→ Information provided:
-- START --

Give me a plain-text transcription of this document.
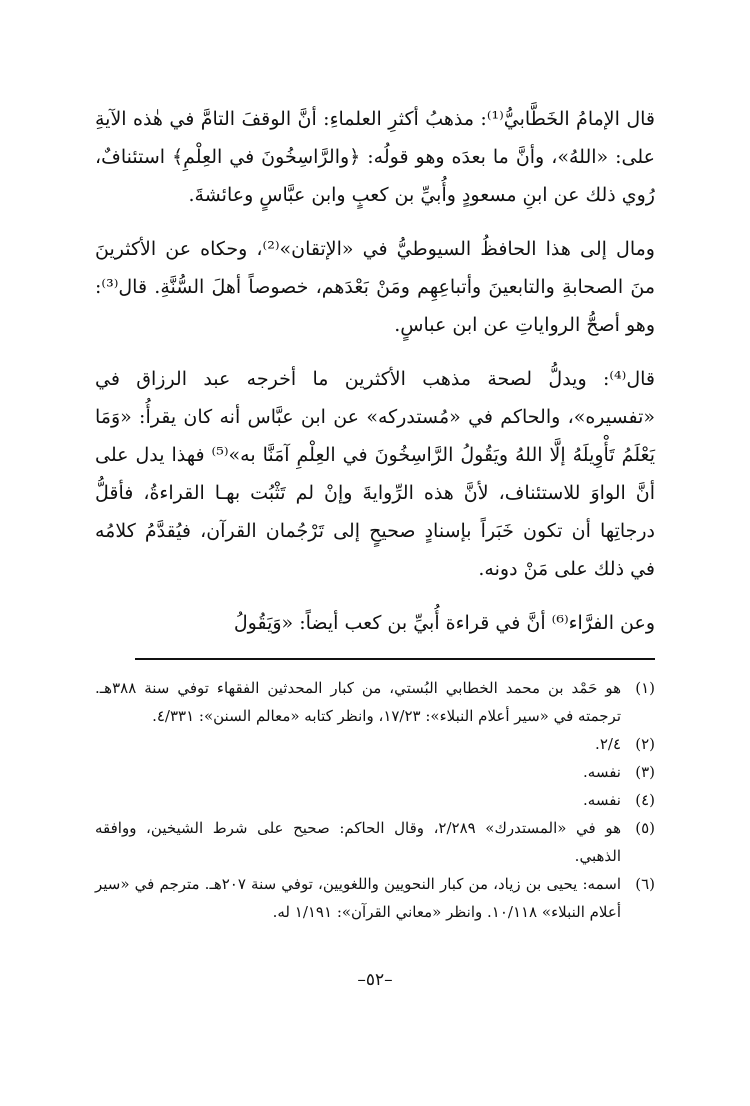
قال الإمامُ الخَطَّابيُّ⁽¹⁾: مذهبُ أكثرِ العلماءِ: أنَّ الوقفَ التامَّ في هٰذه الآيةِ على: «اللهُ»، وأنَّ ما بعدَه وهو قولُه: ﴿والرَّاسِخُونَ في العِلْمِ﴾ استئنافٌ، رُوي ذلك عن ابنِ مسعودٍ وأُبيِّ بن كعبٍ وابن عبَّاسٍ وعائشةَ.

ومال إلى هذا الحافظُ السيوطيُّ في «الإتقان»⁽²⁾، وحكاه عن الأكثرينَ منَ الصحابةِ والتابعينَ وأتباعِهِم ومَنْ بَعْدَهم، خصوصاً أهلَ السُّنَّةِ. قال⁽³⁾: وهو أصحُّ الرواياتِ عن ابن عباسٍ.

قال⁽⁴⁾: ويدلُّ لصحة مذهب الأكثرين ما أخرجه عبد الرزاق في «تفسيره»، والحاكم في «مُستدركه» عن ابن عبَّاس أنه كان يقرأُ: «وَمَا يَعْلَمُ تَأْوِيلَهُ إلَّا اللهُ ويَقُولُ الرَّاسِخُونَ في العِلْمِ آمَنَّا به»⁽⁵⁾ فهذا يدل على أنَّ الواوَ للاستئناف، لأنَّ هذه الرِّوايةَ وإنْ لم تَثْبُت بهـا القراءةُ، فأقلُّ درجاتِها أن تكون خَبَراً بإسنادٍ صحيحٍ إلى تَرْجُمان القرآن، فيُقدَّمُ كلامُه في ذلك على مَنْ دونه.

وعن الفرَّاء⁽⁶⁾ أنَّ في قراءة أُبيِّ بن كعب أيضاً: «وَيَقُولُ

(١)
هو حَمْد بن محمد الخطابي البُستي، من كبار المحدثين الفقهاء توفي سنة ٣٨٨هـ. ترجمته في «سير أعلام النبلاء»: ١٧/٢٣، وانظر كتابه «معالم السنن»: ٤/٣٣١.
(٢)
٢/٤.
(٣)
نفسه.
(٤)
نفسه.
(٥)
هو في «المستدرك» ٢/٢٨٩، وقال الحاكم: صحيح على شرط الشيخين، ووافقه الذهبي.
(٦)
اسمه: يحيى بن زياد، من كبار النحويين واللغويين، توفي سنة ٢٠٧هـ. مترجم في «سير أعلام النبلاء» ١٠/١١٨. وانظر «معاني القرآن»: ١/١٩١ له.
–٥٢–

-- END --

→ What you need to do:
Exclude all images and restate the records above word for word.

→ Solution for this problem:
Give me a plain-text transcription of this document.
قال الإمامُ الخَطَّابيُّ⁽¹⁾: مذهبُ أكثرِ العلماءِ: أنَّ الوقفَ التامَّ في هٰذه الآيةِ على: «اللهُ»، وأنَّ ما بعدَه وهو قولُه: ﴿والرَّاسِخُونَ في العِلْمِ﴾ استئنافٌ، رُوي ذلك عن ابنِ مسعودٍ وأُبيِّ بن كعبٍ وابن عبَّاسٍ وعائشةَ.

ومال إلى هذا الحافظُ السيوطيُّ في «الإتقان»⁽²⁾، وحكاه عن الأكثرينَ منَ الصحابةِ والتابعينَ وأتباعِهِم ومَنْ بَعْدَهم، خصوصاً أهلَ السُّنَّةِ. قال⁽³⁾: وهو أصحُّ الرواياتِ عن ابن عباسٍ.

قال⁽⁴⁾: ويدلُّ لصحة مذهب الأكثرين ما أخرجه عبد الرزاق في «تفسيره»، والحاكم في «مُستدركه» عن ابن عبَّاس أنه كان يقرأُ: «وَمَا يَعْلَمُ تَأْوِيلَهُ إلَّا اللهُ ويَقُولُ الرَّاسِخُونَ في العِلْمِ آمَنَّا به»⁽⁵⁾ فهذا يدل على أنَّ الواوَ للاستئناف، لأنَّ هذه الرِّوايةَ وإنْ لم تَثْبُت بهـا القراءةُ، فأقلُّ درجاتِها أن تكون خَبَراً بإسنادٍ صحيحٍ إلى تَرْجُمان القرآن، فيُقدَّمُ كلامُه في ذلك على مَنْ دونه.

وعن الفرَّاء⁽⁶⁾ أنَّ في قراءة أُبيِّ بن كعب أيضاً: «وَيَقُولُ

(١)
هو حَمْد بن محمد الخطابي البُستي، من كبار المحدثين الفقهاء توفي سنة ٣٨٨هـ. ترجمته في «سير أعلام النبلاء»: ١٧/٢٣، وانظر كتابه «معالم السنن»: ٤/٣٣١.
(٢)
٢/٤.
(٣)
نفسه.
(٤)
نفسه.
(٥)
هو في «المستدرك» ٢/٢٨٩، وقال الحاكم: صحيح على شرط الشيخين، ووافقه الذهبي.
(٦)
اسمه: يحيى بن زياد، من كبار النحويين واللغويين، توفي سنة ٢٠٧هـ. مترجم في «سير أعلام النبلاء» ١٠/١١٨. وانظر «معاني القرآن»: ١/١٩١ له.
–٥٢–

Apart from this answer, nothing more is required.